__The task__: Every line of the material below must be repeated exactly.

__Data records__:

>>>>

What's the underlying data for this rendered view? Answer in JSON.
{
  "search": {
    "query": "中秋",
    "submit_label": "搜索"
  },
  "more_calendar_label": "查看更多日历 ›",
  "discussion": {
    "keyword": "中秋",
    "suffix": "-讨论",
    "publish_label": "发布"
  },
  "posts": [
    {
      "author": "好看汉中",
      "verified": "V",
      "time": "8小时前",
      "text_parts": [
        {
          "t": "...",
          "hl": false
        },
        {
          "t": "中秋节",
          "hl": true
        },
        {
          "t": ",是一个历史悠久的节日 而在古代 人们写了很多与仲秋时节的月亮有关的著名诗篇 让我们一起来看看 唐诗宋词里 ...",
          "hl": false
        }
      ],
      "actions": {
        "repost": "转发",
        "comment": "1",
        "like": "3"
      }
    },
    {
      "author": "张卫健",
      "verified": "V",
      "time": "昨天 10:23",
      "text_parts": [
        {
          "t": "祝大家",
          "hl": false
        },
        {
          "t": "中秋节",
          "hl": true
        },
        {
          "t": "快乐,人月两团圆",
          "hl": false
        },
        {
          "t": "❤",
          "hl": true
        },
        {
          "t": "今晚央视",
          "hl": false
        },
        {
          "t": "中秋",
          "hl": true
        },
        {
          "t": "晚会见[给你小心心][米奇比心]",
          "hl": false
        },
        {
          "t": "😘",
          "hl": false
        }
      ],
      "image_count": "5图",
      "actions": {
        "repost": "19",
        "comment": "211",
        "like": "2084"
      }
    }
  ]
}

<<<<

__Task solution__:
What's the underlying data for this rendered view? Answer in JSON.
{
  "search": {
    "query": "中秋",
    "submit_label": "搜索"
  },
  "more_calendar_label": "查看更多日历 ›",
  "discussion": {
    "keyword": "中秋",
    "suffix": "-讨论",
    "publish_label": "发布"
  },
  "posts": [
    {
      "author": "好看汉中",
      "verified": "V",
      "time": "8小时前",
      "text_parts": [
        {
          "t": "...",
          "hl": false
        },
        {
          "t": "中秋节",
          "hl": true
        },
        {
          "t": ",是一个历史悠久的节日 而在古代 人们写了很多与仲秋时节的月亮有关的著名诗篇 让我们一起来看看 唐诗宋词里 ...",
          "hl": false
        }
      ],
      "actions": {
        "repost": "转发",
        "comment": "1",
        "like": "3"
      }
    },
    {
      "author": "张卫健",
      "verified": "V",
      "time": "昨天 10:23",
      "text_parts": [
        {
          "t": "祝大家",
          "hl": false
        },
        {
          "t": "中秋节",
          "hl": true
        },
        {
          "t": "快乐,人月两团圆",
          "hl": false
        },
        {
          "t": "❤",
          "hl": true
        },
        {
          "t": "今晚央视",
          "hl": false
        },
        {
          "t": "中秋",
          "hl": true
        },
        {
          "t": "晚会见[给你小心心][米奇比心]",
          "hl": false
        },
        {
          "t": "😘",
          "hl": false
        }
      ],
      "image_count": "5图",
      "actions": {
        "repost": "19",
        "comment": "211",
        "like": "2084"
      }
    }
  ]
}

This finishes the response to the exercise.